• [Set task]: Copy out the lines that have "الجماعة" in them.

Data entries:
________________________________________

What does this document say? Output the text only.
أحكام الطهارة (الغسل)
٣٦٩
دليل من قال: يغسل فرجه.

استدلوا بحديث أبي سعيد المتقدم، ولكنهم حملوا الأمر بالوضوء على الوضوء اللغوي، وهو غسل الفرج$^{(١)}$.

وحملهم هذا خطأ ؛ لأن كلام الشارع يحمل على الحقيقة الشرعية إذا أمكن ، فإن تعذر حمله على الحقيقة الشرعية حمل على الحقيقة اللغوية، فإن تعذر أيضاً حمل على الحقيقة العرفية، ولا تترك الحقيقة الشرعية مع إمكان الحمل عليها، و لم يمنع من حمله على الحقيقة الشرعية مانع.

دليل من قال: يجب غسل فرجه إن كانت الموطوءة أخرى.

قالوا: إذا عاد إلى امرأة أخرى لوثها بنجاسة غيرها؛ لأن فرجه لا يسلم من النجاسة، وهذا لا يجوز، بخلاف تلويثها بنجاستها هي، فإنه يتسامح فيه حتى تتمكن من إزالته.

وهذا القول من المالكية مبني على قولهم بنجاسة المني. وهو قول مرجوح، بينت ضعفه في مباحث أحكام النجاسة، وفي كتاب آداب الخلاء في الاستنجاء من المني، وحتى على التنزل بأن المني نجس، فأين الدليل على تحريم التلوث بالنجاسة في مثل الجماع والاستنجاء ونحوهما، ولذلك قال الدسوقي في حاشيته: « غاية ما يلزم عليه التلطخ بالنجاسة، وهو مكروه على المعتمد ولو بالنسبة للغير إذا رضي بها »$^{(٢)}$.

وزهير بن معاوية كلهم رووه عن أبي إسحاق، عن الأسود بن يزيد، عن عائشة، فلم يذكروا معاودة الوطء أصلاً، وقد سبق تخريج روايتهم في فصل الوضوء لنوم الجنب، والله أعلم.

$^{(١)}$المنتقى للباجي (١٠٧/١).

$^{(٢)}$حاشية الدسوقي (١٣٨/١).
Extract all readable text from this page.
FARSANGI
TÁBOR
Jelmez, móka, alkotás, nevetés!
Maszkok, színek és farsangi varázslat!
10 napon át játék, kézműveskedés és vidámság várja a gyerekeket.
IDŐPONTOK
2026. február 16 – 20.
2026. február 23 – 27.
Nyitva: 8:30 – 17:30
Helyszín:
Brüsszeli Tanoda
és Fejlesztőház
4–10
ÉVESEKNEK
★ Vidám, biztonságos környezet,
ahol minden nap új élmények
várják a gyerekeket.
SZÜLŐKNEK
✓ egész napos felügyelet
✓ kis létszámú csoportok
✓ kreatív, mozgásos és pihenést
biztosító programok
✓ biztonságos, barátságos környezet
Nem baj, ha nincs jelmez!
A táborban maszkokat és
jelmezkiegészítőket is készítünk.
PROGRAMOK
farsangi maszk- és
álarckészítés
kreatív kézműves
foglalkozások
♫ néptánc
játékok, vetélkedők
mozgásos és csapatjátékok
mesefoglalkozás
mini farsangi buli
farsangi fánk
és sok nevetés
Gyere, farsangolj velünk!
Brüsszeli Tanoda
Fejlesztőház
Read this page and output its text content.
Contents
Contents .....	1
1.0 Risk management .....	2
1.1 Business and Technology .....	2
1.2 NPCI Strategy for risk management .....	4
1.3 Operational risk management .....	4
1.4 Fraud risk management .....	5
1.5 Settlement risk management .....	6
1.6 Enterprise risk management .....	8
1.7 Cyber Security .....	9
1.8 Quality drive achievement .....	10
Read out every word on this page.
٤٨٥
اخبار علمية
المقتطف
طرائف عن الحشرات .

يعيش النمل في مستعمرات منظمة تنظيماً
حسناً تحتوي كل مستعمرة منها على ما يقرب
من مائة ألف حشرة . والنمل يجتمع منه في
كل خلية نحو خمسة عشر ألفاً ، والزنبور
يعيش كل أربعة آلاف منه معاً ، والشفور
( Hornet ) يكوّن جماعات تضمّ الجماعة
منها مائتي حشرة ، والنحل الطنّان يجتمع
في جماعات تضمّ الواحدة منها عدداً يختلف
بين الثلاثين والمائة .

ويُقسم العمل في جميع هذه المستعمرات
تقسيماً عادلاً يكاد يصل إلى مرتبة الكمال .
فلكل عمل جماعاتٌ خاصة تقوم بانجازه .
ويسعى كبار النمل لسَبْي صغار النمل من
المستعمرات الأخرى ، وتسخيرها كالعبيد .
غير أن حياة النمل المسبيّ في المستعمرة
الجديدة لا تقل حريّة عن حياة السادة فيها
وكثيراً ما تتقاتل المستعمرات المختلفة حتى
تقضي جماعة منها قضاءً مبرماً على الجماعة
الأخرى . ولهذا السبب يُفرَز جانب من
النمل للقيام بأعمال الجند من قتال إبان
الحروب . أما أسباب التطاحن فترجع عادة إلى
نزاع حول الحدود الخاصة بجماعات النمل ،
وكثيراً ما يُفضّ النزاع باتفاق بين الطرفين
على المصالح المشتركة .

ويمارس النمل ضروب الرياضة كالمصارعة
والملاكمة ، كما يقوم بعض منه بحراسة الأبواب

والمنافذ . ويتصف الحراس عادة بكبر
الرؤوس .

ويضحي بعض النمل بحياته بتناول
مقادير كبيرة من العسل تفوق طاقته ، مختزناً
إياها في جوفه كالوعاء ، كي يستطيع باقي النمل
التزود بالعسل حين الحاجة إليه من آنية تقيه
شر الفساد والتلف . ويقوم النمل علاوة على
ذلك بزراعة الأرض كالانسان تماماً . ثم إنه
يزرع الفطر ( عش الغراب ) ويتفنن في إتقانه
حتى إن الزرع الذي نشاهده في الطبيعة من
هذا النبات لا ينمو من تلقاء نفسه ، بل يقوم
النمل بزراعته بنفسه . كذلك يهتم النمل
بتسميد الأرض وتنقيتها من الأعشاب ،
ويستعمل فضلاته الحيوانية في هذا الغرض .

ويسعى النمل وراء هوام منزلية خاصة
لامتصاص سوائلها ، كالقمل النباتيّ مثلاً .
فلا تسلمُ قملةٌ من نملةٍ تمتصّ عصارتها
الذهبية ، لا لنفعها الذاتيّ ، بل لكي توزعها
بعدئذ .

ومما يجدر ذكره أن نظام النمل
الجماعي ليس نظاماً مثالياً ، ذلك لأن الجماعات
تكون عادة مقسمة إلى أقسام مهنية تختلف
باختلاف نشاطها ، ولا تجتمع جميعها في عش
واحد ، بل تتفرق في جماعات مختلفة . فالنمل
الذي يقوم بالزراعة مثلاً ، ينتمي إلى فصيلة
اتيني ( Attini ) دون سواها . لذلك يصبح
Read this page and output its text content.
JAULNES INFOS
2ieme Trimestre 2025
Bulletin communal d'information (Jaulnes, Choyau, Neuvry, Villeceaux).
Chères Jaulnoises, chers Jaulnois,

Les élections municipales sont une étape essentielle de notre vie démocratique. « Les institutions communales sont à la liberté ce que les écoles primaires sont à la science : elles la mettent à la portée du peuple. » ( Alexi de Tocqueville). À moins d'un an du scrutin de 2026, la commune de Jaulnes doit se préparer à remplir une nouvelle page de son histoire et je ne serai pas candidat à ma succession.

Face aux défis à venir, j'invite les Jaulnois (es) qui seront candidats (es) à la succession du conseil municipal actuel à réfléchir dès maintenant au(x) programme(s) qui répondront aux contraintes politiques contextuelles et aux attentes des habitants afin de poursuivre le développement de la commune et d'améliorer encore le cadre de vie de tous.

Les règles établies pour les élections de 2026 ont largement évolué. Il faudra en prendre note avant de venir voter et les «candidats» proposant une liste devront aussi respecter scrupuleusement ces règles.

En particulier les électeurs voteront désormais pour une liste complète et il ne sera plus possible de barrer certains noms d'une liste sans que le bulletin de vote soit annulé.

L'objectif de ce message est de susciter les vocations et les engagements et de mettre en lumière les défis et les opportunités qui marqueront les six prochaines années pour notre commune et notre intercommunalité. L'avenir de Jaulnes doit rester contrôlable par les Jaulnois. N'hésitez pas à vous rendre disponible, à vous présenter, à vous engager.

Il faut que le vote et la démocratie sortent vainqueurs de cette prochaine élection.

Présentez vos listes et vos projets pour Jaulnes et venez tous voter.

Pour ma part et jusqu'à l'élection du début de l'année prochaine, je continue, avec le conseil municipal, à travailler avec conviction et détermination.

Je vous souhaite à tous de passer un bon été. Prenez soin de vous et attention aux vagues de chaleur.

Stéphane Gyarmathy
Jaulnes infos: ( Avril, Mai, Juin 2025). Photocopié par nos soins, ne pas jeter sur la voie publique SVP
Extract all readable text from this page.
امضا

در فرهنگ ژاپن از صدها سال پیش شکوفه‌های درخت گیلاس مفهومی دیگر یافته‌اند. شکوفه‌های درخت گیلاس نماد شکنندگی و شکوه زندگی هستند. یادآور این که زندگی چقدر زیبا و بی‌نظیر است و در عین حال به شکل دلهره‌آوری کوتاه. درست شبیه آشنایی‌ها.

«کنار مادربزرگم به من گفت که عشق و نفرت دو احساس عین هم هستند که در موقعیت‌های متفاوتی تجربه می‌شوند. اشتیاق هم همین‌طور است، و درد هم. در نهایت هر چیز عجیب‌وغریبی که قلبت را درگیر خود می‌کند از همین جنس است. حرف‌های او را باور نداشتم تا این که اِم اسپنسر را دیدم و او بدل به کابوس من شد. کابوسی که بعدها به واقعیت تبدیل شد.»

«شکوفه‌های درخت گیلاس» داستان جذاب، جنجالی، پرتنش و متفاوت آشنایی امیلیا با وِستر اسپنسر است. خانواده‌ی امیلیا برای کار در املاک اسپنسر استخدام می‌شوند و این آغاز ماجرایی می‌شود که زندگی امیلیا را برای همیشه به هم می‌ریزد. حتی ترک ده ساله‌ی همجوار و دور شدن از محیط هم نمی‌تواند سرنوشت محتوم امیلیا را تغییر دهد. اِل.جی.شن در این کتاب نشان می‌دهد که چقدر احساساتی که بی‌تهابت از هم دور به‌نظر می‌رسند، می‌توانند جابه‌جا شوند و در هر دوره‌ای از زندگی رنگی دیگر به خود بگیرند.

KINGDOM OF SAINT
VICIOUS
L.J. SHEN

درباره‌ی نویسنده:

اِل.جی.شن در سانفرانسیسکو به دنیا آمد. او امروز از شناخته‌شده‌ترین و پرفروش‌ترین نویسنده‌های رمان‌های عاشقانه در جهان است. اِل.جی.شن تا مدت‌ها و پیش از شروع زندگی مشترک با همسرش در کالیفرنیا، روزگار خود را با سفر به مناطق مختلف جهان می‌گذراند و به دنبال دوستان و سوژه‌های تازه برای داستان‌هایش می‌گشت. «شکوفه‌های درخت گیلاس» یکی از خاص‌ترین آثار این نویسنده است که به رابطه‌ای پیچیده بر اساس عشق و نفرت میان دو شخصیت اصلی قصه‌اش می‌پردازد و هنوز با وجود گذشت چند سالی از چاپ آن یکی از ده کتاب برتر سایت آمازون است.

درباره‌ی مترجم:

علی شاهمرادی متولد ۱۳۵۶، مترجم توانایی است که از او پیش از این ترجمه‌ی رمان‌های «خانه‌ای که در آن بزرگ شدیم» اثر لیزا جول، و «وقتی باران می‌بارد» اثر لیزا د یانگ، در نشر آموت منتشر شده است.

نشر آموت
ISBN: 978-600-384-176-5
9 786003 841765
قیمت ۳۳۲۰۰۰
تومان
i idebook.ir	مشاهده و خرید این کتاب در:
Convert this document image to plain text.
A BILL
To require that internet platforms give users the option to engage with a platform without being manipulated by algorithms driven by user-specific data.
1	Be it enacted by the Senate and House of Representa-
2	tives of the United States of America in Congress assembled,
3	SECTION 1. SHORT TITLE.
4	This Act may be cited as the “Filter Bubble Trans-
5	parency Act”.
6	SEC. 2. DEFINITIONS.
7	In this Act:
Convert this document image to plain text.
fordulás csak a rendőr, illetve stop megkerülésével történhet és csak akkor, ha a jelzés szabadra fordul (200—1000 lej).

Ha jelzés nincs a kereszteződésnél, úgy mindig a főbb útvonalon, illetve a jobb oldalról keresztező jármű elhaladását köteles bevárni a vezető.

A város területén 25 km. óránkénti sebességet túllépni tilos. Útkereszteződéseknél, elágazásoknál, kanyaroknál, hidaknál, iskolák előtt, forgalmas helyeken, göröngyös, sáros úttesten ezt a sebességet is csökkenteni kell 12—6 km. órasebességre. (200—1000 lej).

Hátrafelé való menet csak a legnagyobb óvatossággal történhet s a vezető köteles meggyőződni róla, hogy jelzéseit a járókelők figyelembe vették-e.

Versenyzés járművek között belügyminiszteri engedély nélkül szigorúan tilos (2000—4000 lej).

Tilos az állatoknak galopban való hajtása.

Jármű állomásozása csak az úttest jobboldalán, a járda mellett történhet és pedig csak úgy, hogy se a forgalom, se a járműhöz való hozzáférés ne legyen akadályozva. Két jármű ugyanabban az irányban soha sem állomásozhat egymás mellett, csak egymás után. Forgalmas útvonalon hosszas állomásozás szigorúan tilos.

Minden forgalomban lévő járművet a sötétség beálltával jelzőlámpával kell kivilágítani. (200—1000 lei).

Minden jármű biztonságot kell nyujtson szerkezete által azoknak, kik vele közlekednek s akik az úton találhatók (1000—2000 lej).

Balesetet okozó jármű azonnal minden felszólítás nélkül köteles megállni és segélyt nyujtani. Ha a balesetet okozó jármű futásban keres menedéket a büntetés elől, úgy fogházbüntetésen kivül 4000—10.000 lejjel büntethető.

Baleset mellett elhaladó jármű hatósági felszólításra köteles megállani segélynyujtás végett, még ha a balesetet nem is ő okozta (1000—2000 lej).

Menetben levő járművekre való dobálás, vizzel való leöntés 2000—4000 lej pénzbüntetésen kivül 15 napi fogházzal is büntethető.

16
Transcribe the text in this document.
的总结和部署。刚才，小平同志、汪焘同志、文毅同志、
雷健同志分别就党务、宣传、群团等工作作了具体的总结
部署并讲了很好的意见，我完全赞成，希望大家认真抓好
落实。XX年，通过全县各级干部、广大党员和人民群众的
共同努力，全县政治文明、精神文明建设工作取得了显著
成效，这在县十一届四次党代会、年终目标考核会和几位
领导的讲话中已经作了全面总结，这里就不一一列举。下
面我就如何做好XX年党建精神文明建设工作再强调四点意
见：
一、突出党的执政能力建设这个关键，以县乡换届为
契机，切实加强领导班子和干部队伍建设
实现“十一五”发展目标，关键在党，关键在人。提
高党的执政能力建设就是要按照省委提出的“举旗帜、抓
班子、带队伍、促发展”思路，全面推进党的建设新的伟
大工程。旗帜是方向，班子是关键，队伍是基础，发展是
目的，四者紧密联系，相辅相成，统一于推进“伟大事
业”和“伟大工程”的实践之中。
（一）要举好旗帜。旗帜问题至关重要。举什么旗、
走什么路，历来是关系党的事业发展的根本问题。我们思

________________________________________

• [Written solution]:
( Hornet ) يكوّن جماعات تضمّ الجماعة
تقضي جماعة منها قضاءً مبرماً على الجماعة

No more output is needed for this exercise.